- DO THIS
Wherever "hisobni" appears in a line, list that line.

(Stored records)
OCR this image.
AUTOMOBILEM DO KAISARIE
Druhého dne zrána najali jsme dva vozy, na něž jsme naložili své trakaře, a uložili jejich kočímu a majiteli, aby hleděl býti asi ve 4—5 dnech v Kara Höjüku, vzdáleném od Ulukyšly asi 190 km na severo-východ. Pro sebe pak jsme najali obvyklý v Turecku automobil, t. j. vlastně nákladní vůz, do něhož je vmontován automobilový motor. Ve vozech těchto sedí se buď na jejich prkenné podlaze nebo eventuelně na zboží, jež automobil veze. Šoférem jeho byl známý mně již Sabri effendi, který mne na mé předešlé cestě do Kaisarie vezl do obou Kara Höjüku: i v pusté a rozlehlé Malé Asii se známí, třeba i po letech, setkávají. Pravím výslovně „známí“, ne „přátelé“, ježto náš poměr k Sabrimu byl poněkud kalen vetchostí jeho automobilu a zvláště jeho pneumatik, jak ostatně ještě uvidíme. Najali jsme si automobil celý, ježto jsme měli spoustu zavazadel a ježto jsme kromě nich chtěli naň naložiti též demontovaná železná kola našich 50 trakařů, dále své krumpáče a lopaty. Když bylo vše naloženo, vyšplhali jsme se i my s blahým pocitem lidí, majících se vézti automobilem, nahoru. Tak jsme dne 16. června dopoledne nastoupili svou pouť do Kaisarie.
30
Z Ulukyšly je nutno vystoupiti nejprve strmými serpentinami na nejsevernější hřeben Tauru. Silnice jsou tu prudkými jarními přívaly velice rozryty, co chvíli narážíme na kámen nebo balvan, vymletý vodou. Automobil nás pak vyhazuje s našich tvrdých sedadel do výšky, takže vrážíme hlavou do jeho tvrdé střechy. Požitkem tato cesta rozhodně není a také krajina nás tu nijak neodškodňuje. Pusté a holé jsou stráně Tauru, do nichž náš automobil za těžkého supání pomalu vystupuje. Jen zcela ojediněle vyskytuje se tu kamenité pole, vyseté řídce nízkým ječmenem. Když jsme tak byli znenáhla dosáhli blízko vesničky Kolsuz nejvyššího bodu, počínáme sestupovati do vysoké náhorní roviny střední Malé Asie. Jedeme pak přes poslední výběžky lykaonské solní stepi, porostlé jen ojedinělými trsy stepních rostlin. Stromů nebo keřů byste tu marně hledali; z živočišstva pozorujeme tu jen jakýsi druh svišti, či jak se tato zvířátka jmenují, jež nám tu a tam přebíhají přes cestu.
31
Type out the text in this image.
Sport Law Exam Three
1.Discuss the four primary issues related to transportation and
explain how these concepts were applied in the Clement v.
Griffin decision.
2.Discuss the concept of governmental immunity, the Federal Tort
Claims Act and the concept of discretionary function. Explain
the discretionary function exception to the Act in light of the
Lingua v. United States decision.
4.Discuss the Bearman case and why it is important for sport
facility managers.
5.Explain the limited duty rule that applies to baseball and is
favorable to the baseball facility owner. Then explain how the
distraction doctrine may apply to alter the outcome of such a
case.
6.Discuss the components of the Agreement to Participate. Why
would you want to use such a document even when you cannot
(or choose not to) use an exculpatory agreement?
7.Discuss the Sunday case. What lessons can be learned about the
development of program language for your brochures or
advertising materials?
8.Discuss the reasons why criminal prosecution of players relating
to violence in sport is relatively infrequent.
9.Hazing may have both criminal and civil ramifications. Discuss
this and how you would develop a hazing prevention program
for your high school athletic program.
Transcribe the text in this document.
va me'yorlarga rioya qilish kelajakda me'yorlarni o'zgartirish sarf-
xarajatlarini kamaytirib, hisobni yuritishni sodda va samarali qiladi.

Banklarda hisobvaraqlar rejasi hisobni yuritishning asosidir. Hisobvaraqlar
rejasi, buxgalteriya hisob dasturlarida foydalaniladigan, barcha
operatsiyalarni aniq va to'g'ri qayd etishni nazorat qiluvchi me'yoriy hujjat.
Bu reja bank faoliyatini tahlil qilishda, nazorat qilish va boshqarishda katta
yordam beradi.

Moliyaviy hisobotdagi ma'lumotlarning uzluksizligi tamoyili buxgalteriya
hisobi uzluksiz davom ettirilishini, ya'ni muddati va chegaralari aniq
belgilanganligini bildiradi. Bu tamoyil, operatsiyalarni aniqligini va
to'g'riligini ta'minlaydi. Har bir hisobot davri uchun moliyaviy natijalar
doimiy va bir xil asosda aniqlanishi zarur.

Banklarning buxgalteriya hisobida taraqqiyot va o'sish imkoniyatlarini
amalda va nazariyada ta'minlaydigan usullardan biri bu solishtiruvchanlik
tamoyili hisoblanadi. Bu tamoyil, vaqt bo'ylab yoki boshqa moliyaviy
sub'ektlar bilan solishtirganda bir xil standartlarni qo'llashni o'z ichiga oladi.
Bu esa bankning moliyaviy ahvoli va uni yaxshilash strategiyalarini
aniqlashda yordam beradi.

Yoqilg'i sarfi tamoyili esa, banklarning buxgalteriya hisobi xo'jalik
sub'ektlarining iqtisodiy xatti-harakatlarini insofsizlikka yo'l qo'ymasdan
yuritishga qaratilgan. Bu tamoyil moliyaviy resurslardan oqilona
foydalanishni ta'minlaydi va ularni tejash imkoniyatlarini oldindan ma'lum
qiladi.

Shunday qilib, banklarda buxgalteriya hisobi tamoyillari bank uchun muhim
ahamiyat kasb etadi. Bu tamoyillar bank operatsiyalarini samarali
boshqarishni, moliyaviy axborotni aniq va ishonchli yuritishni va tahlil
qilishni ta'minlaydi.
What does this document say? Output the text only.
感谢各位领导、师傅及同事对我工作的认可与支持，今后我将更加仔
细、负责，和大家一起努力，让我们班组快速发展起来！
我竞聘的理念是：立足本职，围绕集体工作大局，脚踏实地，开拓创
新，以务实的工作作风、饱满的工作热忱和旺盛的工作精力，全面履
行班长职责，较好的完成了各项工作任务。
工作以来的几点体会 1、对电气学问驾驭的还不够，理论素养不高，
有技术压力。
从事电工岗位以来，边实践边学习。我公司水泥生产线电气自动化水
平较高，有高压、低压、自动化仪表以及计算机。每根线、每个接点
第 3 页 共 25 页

- TASK RESULT
xarajatlarini kamaytirib, hisobni yuritishni sodda va samarali qiladi.
Banklarda hisobvaraqlar rejasi hisobni yuritishning asosidir. Hisobvaraqlar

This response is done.